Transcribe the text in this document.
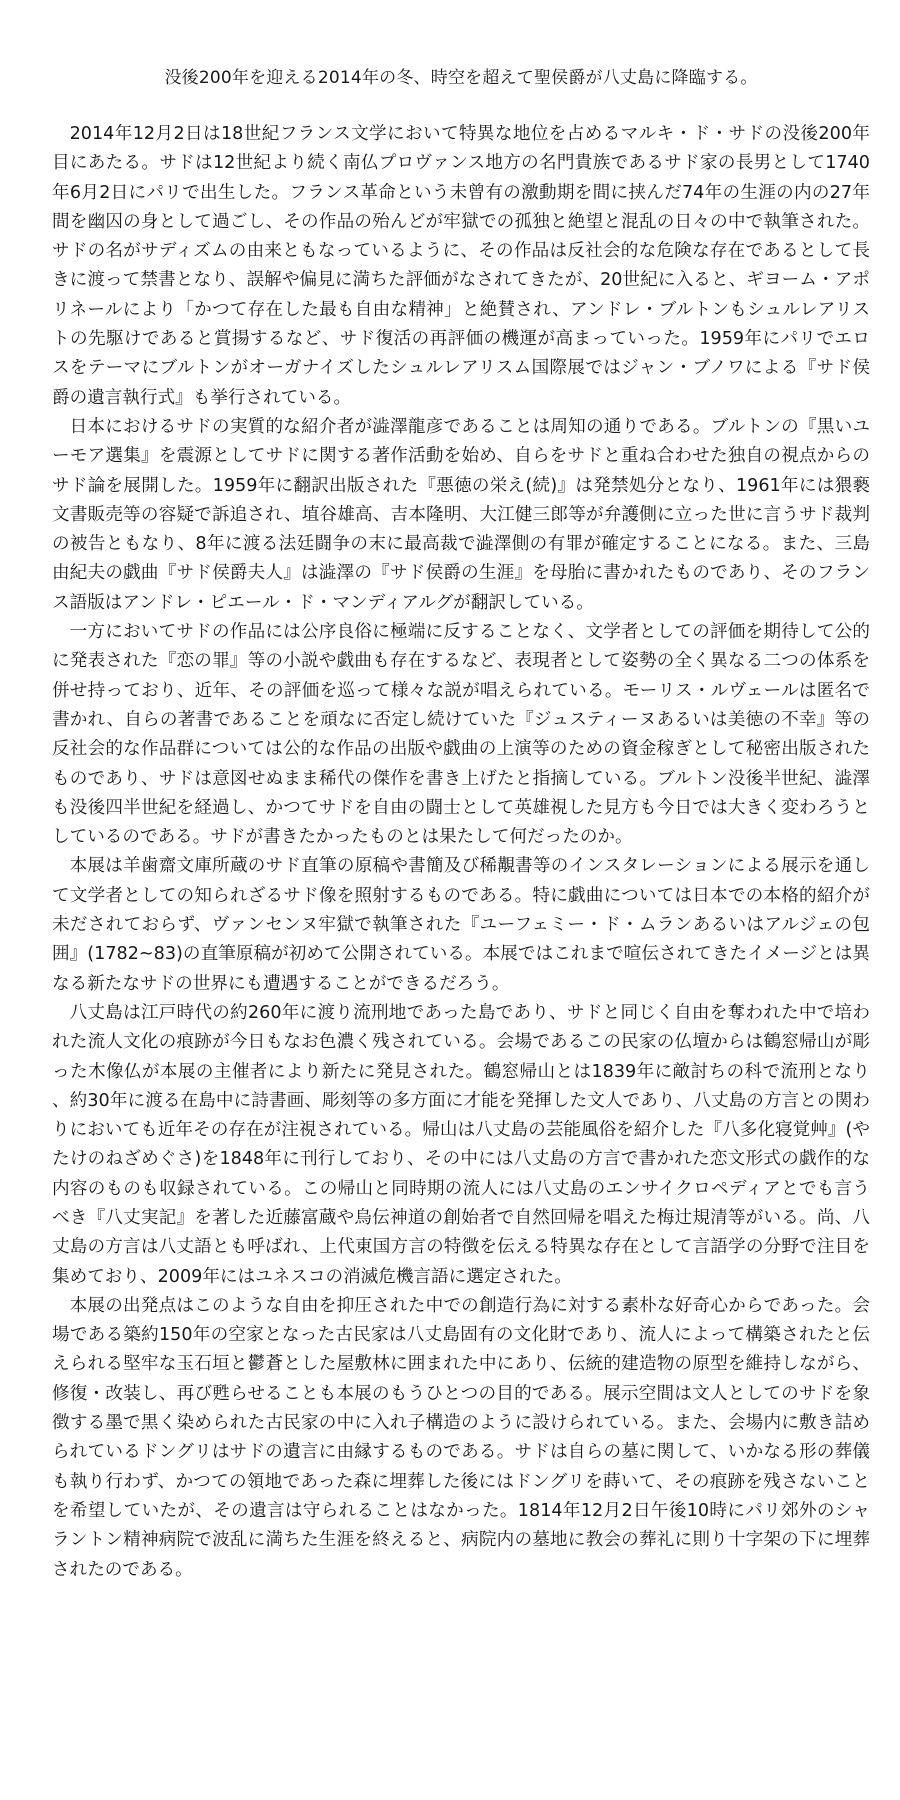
没後200年を迎える2014年の冬、時空を超えて聖侯爵が八丈島に降臨する。

2014年12月2日は18世紀フランス文学において特異な地位を占めるマルキ・ド・サドの没後200年目にあたる。サドは12世紀より続く南仏プロヴァンス地方の名門貴族であるサド家の長男として1740年6月2日にパリで出生した。フランス革命という未曾有の激動期を間に挟んだ74年の生涯の内の27年間を幽囚の身として過ごし、その作品の殆んどが牢獄での孤独と絶望と混乱の日々の中で執筆された。サドの名がサディズムの由来ともなっているように、その作品は反社会的な危険な存在であるとして長きに渡って禁書となり、誤解や偏見に満ちた評価がなされてきたが、20世紀に入ると、ギヨーム・アポリネールにより「かつて存在した最も自由な精神」と絶賛され、アンドレ・ブルトンもシュルレアリストの先駆けであると賞揚するなど、サド復活の再評価の機運が高まっていった。1959年にパリでエロスをテーマにブルトンがオーガナイズしたシュルレアリスム国際展ではジャン・ブノワによる『サド侯爵の遺言執行式』も挙行されている。

日本におけるサドの実質的な紹介者が澁澤龍彦であることは周知の通りである。ブルトンの『黒いユーモア選集』を震源としてサドに関する著作活動を始め、自らをサドと重ね合わせた独自の視点からのサド論を展開した。1959年に翻訳出版された『悪徳の栄え(続)』は発禁処分となり、1961年には猥褻文書販売等の容疑で訴追され、埴谷雄高、吉本隆明、大江健三郎等が弁護側に立った世に言うサド裁判の被告ともなり、8年に渡る法廷闘争の末に最高裁で澁澤側の有罪が確定することになる。また、三島由紀夫の戯曲『サド侯爵夫人』は澁澤の『サド侯爵の生涯』を母胎に書かれたものであり、そのフランス語版はアンドレ・ピエール・ド・マンディアルグが翻訳している。

一方においてサドの作品には公序良俗に極端に反することなく、文学者としての評価を期待して公的に発表された『恋の罪』等の小説や戯曲も存在するなど、表現者として姿勢の全く異なる二つの体系を併せ持っており、近年、その評価を巡って様々な説が唱えられている。モーリス・ルヴェールは匿名で書かれ、自らの著書であることを頑なに否定し続けていた『ジュスティーヌあるいは美徳の不幸』等の反社会的な作品群については公的な作品の出版や戯曲の上演等のための資金稼ぎとして秘密出版されたものであり、サドは意図せぬまま稀代の傑作を書き上げたと指摘している。ブルトン没後半世紀、澁澤も没後四半世紀を経過し、かつてサドを自由の闘士として英雄視した見方も今日では大きく変わろうとしているのである。サドが書きたかったものとは果たして何だったのか。

本展は羊歯齋文庫所蔵のサド直筆の原稿や書簡及び稀覯書等のインスタレーションによる展示を通して文学者としての知られざるサド像を照射するものである。特に戯曲については日本での本格的紹介が未だされておらず、ヴァンセンヌ牢獄で執筆された『ユーフェミー・ド・ムランあるいはアルジェの包囲』(1782~83)の直筆原稿が初めて公開されている。本展ではこれまで喧伝されてきたイメージとは異なる新たなサドの世界にも遭遇することができるだろう。

八丈島は江戸時代の約260年に渡り流刑地であった島であり、サドと同じく自由を奪われた中で培われた流人文化の痕跡が今日もなお色濃く残されている。会場であるこの民家の仏壇からは鶴窓帰山が彫った木像仏が本展の主催者により新たに発見された。鶴窓帰山とは1839年に敵討ちの科で流刑となり、約30年に渡る在島中に詩書画、彫刻等の多方面に才能を発揮した文人であり、八丈島の方言との関わりにおいても近年その存在が注視されている。帰山は八丈島の芸能風俗を紹介した『八多化寝覚艸』(やたけのねざめぐさ)を1848年に刊行しており、その中には八丈島の方言で書かれた恋文形式の戯作的な内容のものも収録されている。この帰山と同時期の流人には八丈島のエンサイクロペディアとでも言うべき『八丈実記』を著した近藤富蔵や烏伝神道の創始者で自然回帰を唱えた梅辻規清等がいる。尚、八丈島の方言は八丈語とも呼ばれ、上代東国方言の特徴を伝える特異な存在として言語学の分野で注目を集めており、2009年にはユネスコの消滅危機言語に選定された。

本展の出発点はこのような自由を抑圧された中での創造行為に対する素朴な好奇心からであった。会場である築約150年の空家となった古民家は八丈島固有の文化財であり、流人によって構築されたと伝えられる堅牢な玉石垣と鬱蒼とした屋敷林に囲まれた中にあり、伝統的建造物の原型を維持しながら、修復・改装し、再び甦らせることも本展のもうひとつの目的である。展示空間は文人としてのサドを象徴する墨で黒く染められた古民家の中に入れ子構造のように設けられている。また、会場内に敷き詰められているドングリはサドの遺言に由縁するものである。サドは自らの墓に関して、いかなる形の葬儀も執り行わず、かつての領地であった森に埋葬した後にはドングリを蒔いて、その痕跡を残さないことを希望していたが、その遺言は守られることはなかった。1814年12月2日午後10時にパリ郊外のシャラントン精神病院で波乱に満ちた生涯を終えると、病院内の墓地に教会の葬礼に則り十字架の下に埋葬されたのである。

** Required task **
Nothing in the entries above should change when they are printed again, except that the pictures are dropped.

** The response **
Transcribe the text in this document.
没後200年を迎える2014年の冬、時空を超えて聖侯爵が八丈島に降臨する。

2014年12月2日は18世紀フランス文学において特異な地位を占めるマルキ・ド・サドの没後200年目にあたる。サドは12世紀より続く南仏プロヴァンス地方の名門貴族であるサド家の長男として1740年6月2日にパリで出生した。フランス革命という未曾有の激動期を間に挟んだ74年の生涯の内の27年間を幽囚の身として過ごし、その作品の殆んどが牢獄での孤独と絶望と混乱の日々の中で執筆された。サドの名がサディズムの由来ともなっているように、その作品は反社会的な危険な存在であるとして長きに渡って禁書となり、誤解や偏見に満ちた評価がなされてきたが、20世紀に入ると、ギヨーム・アポリネールにより「かつて存在した最も自由な精神」と絶賛され、アンドレ・ブルトンもシュルレアリストの先駆けであると賞揚するなど、サド復活の再評価の機運が高まっていった。1959年にパリでエロスをテーマにブルトンがオーガナイズしたシュルレアリスム国際展ではジャン・ブノワによる『サド侯爵の遺言執行式』も挙行されている。

日本におけるサドの実質的な紹介者が澁澤龍彦であることは周知の通りである。ブルトンの『黒いユーモア選集』を震源としてサドに関する著作活動を始め、自らをサドと重ね合わせた独自の視点からのサド論を展開した。1959年に翻訳出版された『悪徳の栄え(続)』は発禁処分となり、1961年には猥褻文書販売等の容疑で訴追され、埴谷雄高、吉本隆明、大江健三郎等が弁護側に立った世に言うサド裁判の被告ともなり、8年に渡る法廷闘争の末に最高裁で澁澤側の有罪が確定することになる。また、三島由紀夫の戯曲『サド侯爵夫人』は澁澤の『サド侯爵の生涯』を母胎に書かれたものであり、そのフランス語版はアンドレ・ピエール・ド・マンディアルグが翻訳している。

一方においてサドの作品には公序良俗に極端に反することなく、文学者としての評価を期待して公的に発表された『恋の罪』等の小説や戯曲も存在するなど、表現者として姿勢の全く異なる二つの体系を併せ持っており、近年、その評価を巡って様々な説が唱えられている。モーリス・ルヴェールは匿名で書かれ、自らの著書であることを頑なに否定し続けていた『ジュスティーヌあるいは美徳の不幸』等の反社会的な作品群については公的な作品の出版や戯曲の上演等のための資金稼ぎとして秘密出版されたものであり、サドは意図せぬまま稀代の傑作を書き上げたと指摘している。ブルトン没後半世紀、澁澤も没後四半世紀を経過し、かつてサドを自由の闘士として英雄視した見方も今日では大きく変わろうとしているのである。サドが書きたかったものとは果たして何だったのか。

本展は羊歯齋文庫所蔵のサド直筆の原稿や書簡及び稀覯書等のインスタレーションによる展示を通して文学者としての知られざるサド像を照射するものである。特に戯曲については日本での本格的紹介が未だされておらず、ヴァンセンヌ牢獄で執筆された『ユーフェミー・ド・ムランあるいはアルジェの包囲』(1782~83)の直筆原稿が初めて公開されている。本展ではこれまで喧伝されてきたイメージとは異なる新たなサドの世界にも遭遇することができるだろう。

八丈島は江戸時代の約260年に渡り流刑地であった島であり、サドと同じく自由を奪われた中で培われた流人文化の痕跡が今日もなお色濃く残されている。会場であるこの民家の仏壇からは鶴窓帰山が彫った木像仏が本展の主催者により新たに発見された。鶴窓帰山とは1839年に敵討ちの科で流刑となり、約30年に渡る在島中に詩書画、彫刻等の多方面に才能を発揮した文人であり、八丈島の方言との関わりにおいても近年その存在が注視されている。帰山は八丈島の芸能風俗を紹介した『八多化寝覚艸』(やたけのねざめぐさ)を1848年に刊行しており、その中には八丈島の方言で書かれた恋文形式の戯作的な内容のものも収録されている。この帰山と同時期の流人には八丈島のエンサイクロペディアとでも言うべき『八丈実記』を著した近藤富蔵や烏伝神道の創始者で自然回帰を唱えた梅辻規清等がいる。尚、八丈島の方言は八丈語とも呼ばれ、上代東国方言の特徴を伝える特異な存在として言語学の分野で注目を集めており、2009年にはユネスコの消滅危機言語に選定された。

本展の出発点はこのような自由を抑圧された中での創造行為に対する素朴な好奇心からであった。会場である築約150年の空家となった古民家は八丈島固有の文化財であり、流人によって構築されたと伝えられる堅牢な玉石垣と鬱蒼とした屋敷林に囲まれた中にあり、伝統的建造物の原型を維持しながら、修復・改装し、再び甦らせることも本展のもうひとつの目的である。展示空間は文人としてのサドを象徴する墨で黒く染められた古民家の中に入れ子構造のように設けられている。また、会場内に敷き詰められているドングリはサドの遺言に由縁するものである。サドは自らの墓に関して、いかなる形の葬儀も執り行わず、かつての領地であった森に埋葬した後にはドングリを蒔いて、その痕跡を残さないことを希望していたが、その遺言は守られることはなかった。1814年12月2日午後10時にパリ郊外のシャラントン精神病院で波乱に満ちた生涯を終えると、病院内の墓地に教会の葬礼に則り十字架の下に埋葬されたのである。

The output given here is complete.